▸ **Your goal**
Copy each line exactly.

Records from a data collection
☆ ☆ ☆
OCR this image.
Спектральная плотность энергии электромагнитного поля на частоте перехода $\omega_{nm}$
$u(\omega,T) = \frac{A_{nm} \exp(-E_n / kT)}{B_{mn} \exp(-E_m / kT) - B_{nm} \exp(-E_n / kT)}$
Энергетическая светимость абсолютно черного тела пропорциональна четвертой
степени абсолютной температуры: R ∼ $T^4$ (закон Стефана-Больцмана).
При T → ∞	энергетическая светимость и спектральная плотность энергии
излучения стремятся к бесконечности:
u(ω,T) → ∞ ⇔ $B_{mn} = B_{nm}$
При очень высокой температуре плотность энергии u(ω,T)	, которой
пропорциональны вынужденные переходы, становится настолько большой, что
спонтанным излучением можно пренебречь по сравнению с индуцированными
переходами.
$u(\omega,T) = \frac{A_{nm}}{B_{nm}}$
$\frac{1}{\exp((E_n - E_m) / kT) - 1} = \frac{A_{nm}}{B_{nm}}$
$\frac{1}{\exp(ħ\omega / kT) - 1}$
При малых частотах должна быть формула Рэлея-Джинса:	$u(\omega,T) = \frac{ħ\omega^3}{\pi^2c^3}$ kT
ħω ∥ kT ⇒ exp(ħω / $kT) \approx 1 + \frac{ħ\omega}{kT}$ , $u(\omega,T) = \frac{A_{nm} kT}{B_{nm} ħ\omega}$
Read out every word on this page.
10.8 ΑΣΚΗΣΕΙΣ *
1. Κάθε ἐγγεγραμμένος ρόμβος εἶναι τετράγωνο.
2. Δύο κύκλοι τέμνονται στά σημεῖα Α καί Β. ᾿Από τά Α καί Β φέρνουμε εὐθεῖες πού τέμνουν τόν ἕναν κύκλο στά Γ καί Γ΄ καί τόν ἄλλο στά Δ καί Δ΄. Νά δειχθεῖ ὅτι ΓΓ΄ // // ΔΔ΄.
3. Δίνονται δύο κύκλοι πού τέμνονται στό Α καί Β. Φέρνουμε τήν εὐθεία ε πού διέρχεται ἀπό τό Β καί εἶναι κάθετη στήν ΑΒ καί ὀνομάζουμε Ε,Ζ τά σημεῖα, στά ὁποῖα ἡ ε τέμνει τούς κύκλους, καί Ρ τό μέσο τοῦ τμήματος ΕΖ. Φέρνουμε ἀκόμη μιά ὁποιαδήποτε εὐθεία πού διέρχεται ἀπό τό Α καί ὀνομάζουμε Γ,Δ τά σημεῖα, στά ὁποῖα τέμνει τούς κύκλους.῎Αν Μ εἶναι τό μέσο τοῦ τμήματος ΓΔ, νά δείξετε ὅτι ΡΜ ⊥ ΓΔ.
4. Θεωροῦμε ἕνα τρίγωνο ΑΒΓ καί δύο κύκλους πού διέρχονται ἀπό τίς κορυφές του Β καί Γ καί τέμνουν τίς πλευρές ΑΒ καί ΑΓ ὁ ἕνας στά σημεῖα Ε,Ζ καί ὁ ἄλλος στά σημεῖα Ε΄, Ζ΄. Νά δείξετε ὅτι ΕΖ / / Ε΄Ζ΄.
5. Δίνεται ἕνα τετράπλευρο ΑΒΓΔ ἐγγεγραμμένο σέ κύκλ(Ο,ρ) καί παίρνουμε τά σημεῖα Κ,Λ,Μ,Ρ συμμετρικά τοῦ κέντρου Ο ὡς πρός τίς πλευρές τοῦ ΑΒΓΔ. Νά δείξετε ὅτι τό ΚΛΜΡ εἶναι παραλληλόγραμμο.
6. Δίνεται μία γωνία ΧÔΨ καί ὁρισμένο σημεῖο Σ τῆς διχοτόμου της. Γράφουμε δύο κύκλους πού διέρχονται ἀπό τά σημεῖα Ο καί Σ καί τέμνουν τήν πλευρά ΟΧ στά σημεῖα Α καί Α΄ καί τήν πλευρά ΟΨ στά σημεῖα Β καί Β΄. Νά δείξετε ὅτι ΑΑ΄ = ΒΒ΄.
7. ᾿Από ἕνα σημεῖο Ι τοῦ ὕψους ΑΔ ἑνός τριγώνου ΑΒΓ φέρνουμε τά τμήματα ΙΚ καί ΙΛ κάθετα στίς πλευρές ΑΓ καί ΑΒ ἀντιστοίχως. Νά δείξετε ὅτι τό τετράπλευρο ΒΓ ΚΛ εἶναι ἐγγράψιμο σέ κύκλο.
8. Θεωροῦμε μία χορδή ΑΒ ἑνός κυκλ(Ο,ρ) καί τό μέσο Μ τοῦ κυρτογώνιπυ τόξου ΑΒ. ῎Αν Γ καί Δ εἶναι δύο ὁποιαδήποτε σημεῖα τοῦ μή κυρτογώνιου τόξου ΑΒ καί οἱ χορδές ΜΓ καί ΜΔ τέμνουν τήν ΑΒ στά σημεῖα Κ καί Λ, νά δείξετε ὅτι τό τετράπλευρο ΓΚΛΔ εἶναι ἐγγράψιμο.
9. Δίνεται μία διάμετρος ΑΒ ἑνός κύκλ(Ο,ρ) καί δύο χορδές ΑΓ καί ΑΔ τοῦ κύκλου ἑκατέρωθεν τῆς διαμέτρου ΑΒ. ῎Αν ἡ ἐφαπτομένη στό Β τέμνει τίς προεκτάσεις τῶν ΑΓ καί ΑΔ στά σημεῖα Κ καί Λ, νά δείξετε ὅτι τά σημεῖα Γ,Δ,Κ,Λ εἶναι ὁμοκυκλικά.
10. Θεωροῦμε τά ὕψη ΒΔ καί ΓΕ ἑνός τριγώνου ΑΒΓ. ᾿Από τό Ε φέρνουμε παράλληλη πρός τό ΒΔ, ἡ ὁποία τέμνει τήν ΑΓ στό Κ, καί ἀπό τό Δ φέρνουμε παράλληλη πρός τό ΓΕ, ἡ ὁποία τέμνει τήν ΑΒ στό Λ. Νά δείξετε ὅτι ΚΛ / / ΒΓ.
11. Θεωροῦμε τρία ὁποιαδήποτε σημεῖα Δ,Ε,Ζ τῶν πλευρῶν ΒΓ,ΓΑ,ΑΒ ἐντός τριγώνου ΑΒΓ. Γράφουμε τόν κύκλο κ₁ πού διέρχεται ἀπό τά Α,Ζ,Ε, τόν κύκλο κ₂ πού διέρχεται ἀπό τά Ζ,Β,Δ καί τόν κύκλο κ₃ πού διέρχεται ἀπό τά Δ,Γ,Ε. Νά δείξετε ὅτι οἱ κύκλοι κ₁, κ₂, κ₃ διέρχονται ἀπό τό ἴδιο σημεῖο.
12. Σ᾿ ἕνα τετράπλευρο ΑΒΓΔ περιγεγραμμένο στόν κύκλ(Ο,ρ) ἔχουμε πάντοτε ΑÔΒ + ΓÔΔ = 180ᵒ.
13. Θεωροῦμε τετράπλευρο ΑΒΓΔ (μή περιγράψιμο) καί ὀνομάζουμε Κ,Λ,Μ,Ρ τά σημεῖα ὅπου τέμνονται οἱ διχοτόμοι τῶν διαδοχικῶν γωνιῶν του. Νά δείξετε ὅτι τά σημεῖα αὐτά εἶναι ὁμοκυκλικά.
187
☆ ☆ ☆
▸ **Problem solution**
OCR this image.
Спектральная плотность энергии электромагнитного поля на частоте перехода $\omega_{nm}$
$u(\omega,T) = \frac{A_{nm} \exp(-E_n / kT)}{B_{mn} \exp(-E_m / kT) - B_{nm} \exp(-E_n / kT)}$
Энергетическая светимость абсолютно черного тела пропорциональна четвертой
степени абсолютной температуры: R ∼ $T^4$ (закон Стефана-Больцмана).
При T → ∞	энергетическая светимость и спектральная плотность энергии
излучения стремятся к бесконечности:
u(ω,T) → ∞ ⇔ $B_{mn} = B_{nm}$
При очень высокой температуре плотность энергии u(ω,T)	, которой
пропорциональны вынужденные переходы, становится настолько большой, что
спонтанным излучением можно пренебречь по сравнению с индуцированными
переходами.
$u(\omega,T) = \frac{A_{nm}}{B_{nm}}$
$\frac{1}{\exp((E_n - E_m) / kT) - 1} = \frac{A_{nm}}{B_{nm}}$
$\frac{1}{\exp(ħ\omega / kT) - 1}$
При малых частотах должна быть формула Рэлея-Джинса:	$u(\omega,T) = \frac{ħ\omega^3}{\pi^2c^3}$ kT
ħω ∥ kT ⇒ exp(ħω / $kT) \approx 1 + \frac{ħ\omega}{kT}$ , $u(\omega,T) = \frac{A_{nm} kT}{B_{nm} ħ\omega}$
Read out every word on this page.
10.8 ΑΣΚΗΣΕΙΣ *
1. Κάθε ἐγγεγραμμένος ρόμβος εἶναι τετράγωνο.
2. Δύο κύκλοι τέμνονται στά σημεῖα Α καί Β. ᾿Από τά Α καί Β φέρνουμε εὐθεῖες πού τέμνουν τόν ἕναν κύκλο στά Γ καί Γ΄ καί τόν ἄλλο στά Δ καί Δ΄. Νά δειχθεῖ ὅτι ΓΓ΄ // // ΔΔ΄.
3. Δίνονται δύο κύκλοι πού τέμνονται στό Α καί Β. Φέρνουμε τήν εὐθεία ε πού διέρχεται ἀπό τό Β καί εἶναι κάθετη στήν ΑΒ καί ὀνομάζουμε Ε,Ζ τά σημεῖα, στά ὁποῖα ἡ ε τέμνει τούς κύκλους, καί Ρ τό μέσο τοῦ τμήματος ΕΖ. Φέρνουμε ἀκόμη μιά ὁποιαδήποτε εὐθεία πού διέρχεται ἀπό τό Α καί ὀνομάζουμε Γ,Δ τά σημεῖα, στά ὁποῖα τέμνει τούς κύκλους.῎Αν Μ εἶναι τό μέσο τοῦ τμήματος ΓΔ, νά δείξετε ὅτι ΡΜ ⊥ ΓΔ.
4. Θεωροῦμε ἕνα τρίγωνο ΑΒΓ καί δύο κύκλους πού διέρχονται ἀπό τίς κορυφές του Β καί Γ καί τέμνουν τίς πλευρές ΑΒ καί ΑΓ ὁ ἕνας στά σημεῖα Ε,Ζ καί ὁ ἄλλος στά σημεῖα Ε΄, Ζ΄. Νά δείξετε ὅτι ΕΖ / / Ε΄Ζ΄.
5. Δίνεται ἕνα τετράπλευρο ΑΒΓΔ ἐγγεγραμμένο σέ κύκλ(Ο,ρ) καί παίρνουμε τά σημεῖα Κ,Λ,Μ,Ρ συμμετρικά τοῦ κέντρου Ο ὡς πρός τίς πλευρές τοῦ ΑΒΓΔ. Νά δείξετε ὅτι τό ΚΛΜΡ εἶναι παραλληλόγραμμο.
6. Δίνεται μία γωνία ΧÔΨ καί ὁρισμένο σημεῖο Σ τῆς διχοτόμου της. Γράφουμε δύο κύκλους πού διέρχονται ἀπό τά σημεῖα Ο καί Σ καί τέμνουν τήν πλευρά ΟΧ στά σημεῖα Α καί Α΄ καί τήν πλευρά ΟΨ στά σημεῖα Β καί Β΄. Νά δείξετε ὅτι ΑΑ΄ = ΒΒ΄.
7. ᾿Από ἕνα σημεῖο Ι τοῦ ὕψους ΑΔ ἑνός τριγώνου ΑΒΓ φέρνουμε τά τμήματα ΙΚ καί ΙΛ κάθετα στίς πλευρές ΑΓ καί ΑΒ ἀντιστοίχως. Νά δείξετε ὅτι τό τετράπλευρο ΒΓ ΚΛ εἶναι ἐγγράψιμο σέ κύκλο.
8. Θεωροῦμε μία χορδή ΑΒ ἑνός κυκλ(Ο,ρ) καί τό μέσο Μ τοῦ κυρτογώνιπυ τόξου ΑΒ. ῎Αν Γ καί Δ εἶναι δύο ὁποιαδήποτε σημεῖα τοῦ μή κυρτογώνιου τόξου ΑΒ καί οἱ χορδές ΜΓ καί ΜΔ τέμνουν τήν ΑΒ στά σημεῖα Κ καί Λ, νά δείξετε ὅτι τό τετράπλευρο ΓΚΛΔ εἶναι ἐγγράψιμο.
9. Δίνεται μία διάμετρος ΑΒ ἑνός κύκλ(Ο,ρ) καί δύο χορδές ΑΓ καί ΑΔ τοῦ κύκλου ἑκατέρωθεν τῆς διαμέτρου ΑΒ. ῎Αν ἡ ἐφαπτομένη στό Β τέμνει τίς προεκτάσεις τῶν ΑΓ καί ΑΔ στά σημεῖα Κ καί Λ, νά δείξετε ὅτι τά σημεῖα Γ,Δ,Κ,Λ εἶναι ὁμοκυκλικά.
10. Θεωροῦμε τά ὕψη ΒΔ καί ΓΕ ἑνός τριγώνου ΑΒΓ. ᾿Από τό Ε φέρνουμε παράλληλη πρός τό ΒΔ, ἡ ὁποία τέμνει τήν ΑΓ στό Κ, καί ἀπό τό Δ φέρνουμε παράλληλη πρός τό ΓΕ, ἡ ὁποία τέμνει τήν ΑΒ στό Λ. Νά δείξετε ὅτι ΚΛ / / ΒΓ.
11. Θεωροῦμε τρία ὁποιαδήποτε σημεῖα Δ,Ε,Ζ τῶν πλευρῶν ΒΓ,ΓΑ,ΑΒ ἐντός τριγώνου ΑΒΓ. Γράφουμε τόν κύκλο κ₁ πού διέρχεται ἀπό τά Α,Ζ,Ε, τόν κύκλο κ₂ πού διέρχεται ἀπό τά Ζ,Β,Δ καί τόν κύκλο κ₃ πού διέρχεται ἀπό τά Δ,Γ,Ε. Νά δείξετε ὅτι οἱ κύκλοι κ₁, κ₂, κ₃ διέρχονται ἀπό τό ἴδιο σημεῖο.
12. Σ᾿ ἕνα τετράπλευρο ΑΒΓΔ περιγεγραμμένο στόν κύκλ(Ο,ρ) ἔχουμε πάντοτε ΑÔΒ + ΓÔΔ = 180ᵒ.
13. Θεωροῦμε τετράπλευρο ΑΒΓΔ (μή περιγράψιμο) καί ὀνομάζουμε Κ,Λ,Μ,Ρ τά σημεῖα ὅπου τέμνονται οἱ διχοτόμοι τῶν διαδοχικῶν γωνιῶν του. Νά δείξετε ὅτι τά σημεῖα αὐτά εἶναι ὁμοκυκλικά.
187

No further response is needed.